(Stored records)
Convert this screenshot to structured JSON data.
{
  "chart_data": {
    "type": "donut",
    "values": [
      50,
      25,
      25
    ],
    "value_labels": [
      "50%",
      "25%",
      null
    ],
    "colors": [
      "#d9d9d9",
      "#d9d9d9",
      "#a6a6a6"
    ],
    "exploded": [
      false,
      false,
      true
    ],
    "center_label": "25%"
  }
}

» **DIRECTION**
Can you restate every record above word for word?

» **RESPONSE**
Convert this screenshot to structured JSON data.
{
  "chart_data": {
    "type": "donut",
    "values": [
      50,
      25,
      25
    ],
    "value_labels": [
      "50%",
      "25%",
      null
    ],
    "colors": [
      "#d9d9d9",
      "#d9d9d9",
      "#a6a6a6"
    ],
    "exploded": [
      false,
      false,
      true
    ],
    "center_label": "25%"
  }
}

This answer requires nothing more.